PROBLEM DESCRIPTION → Set down all of the entries word for word, omitting the images they contain.

════════════════

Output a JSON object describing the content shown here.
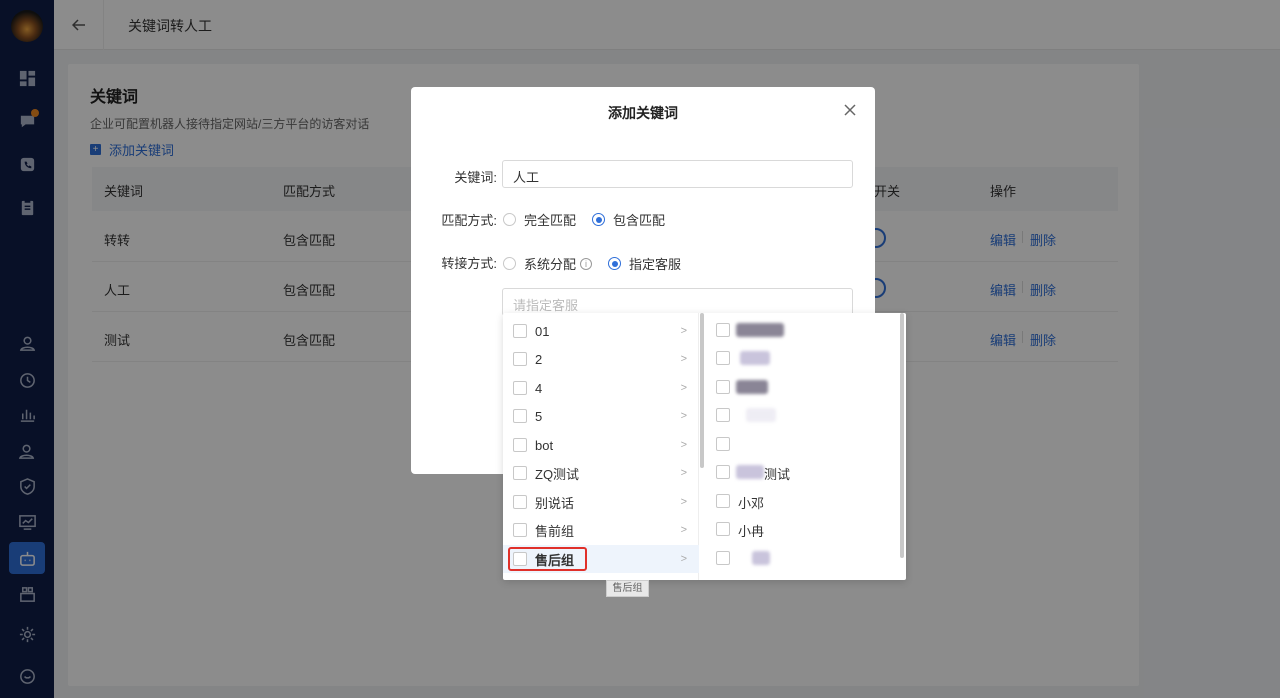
{
  "topbar": {
    "title": "关键词转人工"
  },
  "card": {
    "title": "关键词",
    "desc": "企业可配置机器人接待指定网站/三方平台的访客对话",
    "add_label": "添加关键词"
  },
  "table": {
    "headers": [
      "关键词",
      "匹配方式",
      "开关",
      "操作"
    ],
    "rows": [
      {
        "keyword": "转转",
        "match": "包含匹配",
        "edit": "编辑",
        "delete": "删除"
      },
      {
        "keyword": "人工",
        "match": "包含匹配",
        "edit": "编辑",
        "delete": "删除"
      },
      {
        "keyword": "测试",
        "match": "包含匹配",
        "edit": "编辑",
        "delete": "删除"
      }
    ]
  },
  "modal": {
    "title": "添加关键词",
    "keyword_label": "关键词:",
    "keyword_value": "人工",
    "match_label": "匹配方式:",
    "match_options": [
      "完全匹配",
      "包含匹配"
    ],
    "match_selected": "包含匹配",
    "transfer_label": "转接方式:",
    "transfer_options": [
      "系统分配",
      "指定客服"
    ],
    "transfer_selected": "指定客服",
    "agent_placeholder": "请指定客服"
  },
  "cascader": {
    "groups": [
      "01",
      "2",
      "4",
      "5",
      "bot",
      "ZQ测试",
      "别说话",
      "售前组",
      "售后组"
    ],
    "hovered_group": "售后组",
    "members": [
      "",
      "",
      "",
      "",
      "",
      "测试",
      "小邓",
      "小冉",
      ""
    ]
  },
  "tooltip": "售后组",
  "colors": {
    "primary": "#2f6fd9",
    "sidebar": "#0f1e47",
    "highlight_ring": "#e0302a"
  }
}
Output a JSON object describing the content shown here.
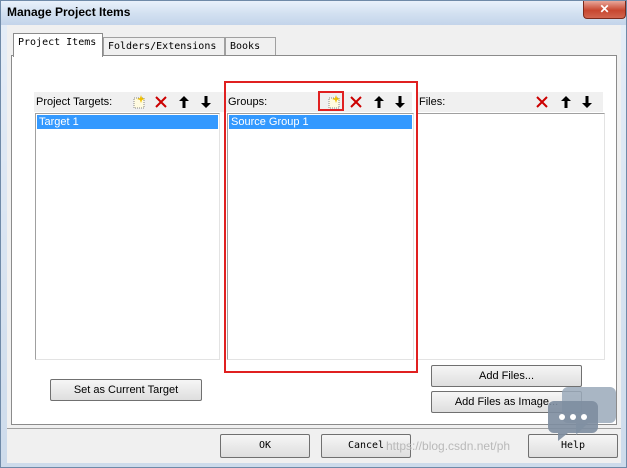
{
  "window": {
    "title": "Manage Project Items",
    "close_label": "✕"
  },
  "tabs": [
    {
      "label": "Project Items",
      "active": true
    },
    {
      "label": "Folders/Extensions",
      "active": false
    },
    {
      "label": "Books",
      "active": false
    }
  ],
  "targets": {
    "label": "Project Targets:",
    "items": [
      "Target 1"
    ],
    "selected": "Target 1"
  },
  "groups": {
    "label": "Groups:",
    "items": [
      "Source Group 1"
    ],
    "selected": "Source Group 1"
  },
  "files": {
    "label": "Files:",
    "items": []
  },
  "buttons": {
    "set_current_target": "Set as Current Target",
    "add_files": "Add Files...",
    "add_files_as_image": "Add Files as Image...",
    "ok": "OK",
    "cancel": "Cancel",
    "help": "Help"
  },
  "watermark": "https://blog.csdn.net/ph",
  "colors": {
    "selection": "#3399ff",
    "highlight_box": "#e02020",
    "delete_icon": "#cc0000"
  }
}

════════════════

OUTPUT FOR THIS TASK →
Output a JSON object describing the content shown here.
{
  "topbar": {
    "title": "关键词转人工"
  },
  "card": {
    "title": "关键词",
    "desc": "企业可配置机器人接待指定网站/三方平台的访客对话",
    "add_label": "添加关键词"
  },
  "table": {
    "headers": [
      "关键词",
      "匹配方式",
      "开关",
      "操作"
    ],
    "rows": [
      {
        "keyword": "转转",
        "match": "包含匹配",
        "edit": "编辑",
        "delete": "删除"
      },
      {
        "keyword": "人工",
        "match": "包含匹配",
        "edit": "编辑",
        "delete": "删除"
      },
      {
        "keyword": "测试",
        "match": "包含匹配",
        "edit": "编辑",
        "delete": "删除"
      }
    ]
  },
  "modal": {
    "title": "添加关键词",
    "keyword_label": "关键词:",
    "keyword_value": "人工",
    "match_label": "匹配方式:",
    "match_options": [
      "完全匹配",
      "包含匹配"
    ],
    "match_selected": "包含匹配",
    "transfer_label": "转接方式:",
    "transfer_options": [
      "系统分配",
      "指定客服"
    ],
    "transfer_selected": "指定客服",
    "agent_placeholder": "请指定客服"
  },
  "cascader": {
    "groups": [
      "01",
      "2",
      "4",
      "5",
      "bot",
      "ZQ测试",
      "别说话",
      "售前组",
      "售后组"
    ],
    "hovered_group": "售后组",
    "members": [
      "",
      "",
      "",
      "",
      "",
      "测试",
      "小邓",
      "小冉",
      ""
    ]
  },
  "tooltip": "售后组",
  "colors": {
    "primary": "#2f6fd9",
    "sidebar": "#0f1e47",
    "highlight_ring": "#e0302a"
  }
}
Output a JSON object describing the content shown here.
{
  "window": {
    "title": "Manage Project Items",
    "close_label": "✕"
  },
  "tabs": [
    {
      "label": "Project Items",
      "active": true
    },
    {
      "label": "Folders/Extensions",
      "active": false
    },
    {
      "label": "Books",
      "active": false
    }
  ],
  "targets": {
    "label": "Project Targets:",
    "items": [
      "Target 1"
    ],
    "selected": "Target 1"
  },
  "groups": {
    "label": "Groups:",
    "items": [
      "Source Group 1"
    ],
    "selected": "Source Group 1"
  },
  "files": {
    "label": "Files:",
    "items": []
  },
  "buttons": {
    "set_current_target": "Set as Current Target",
    "add_files": "Add Files...",
    "add_files_as_image": "Add Files as Image...",
    "ok": "OK",
    "cancel": "Cancel",
    "help": "Help"
  },
  "watermark": "https://blog.csdn.net/ph",
  "colors": {
    "selection": "#3399ff",
    "highlight_box": "#e02020",
    "delete_icon": "#cc0000"
  }
}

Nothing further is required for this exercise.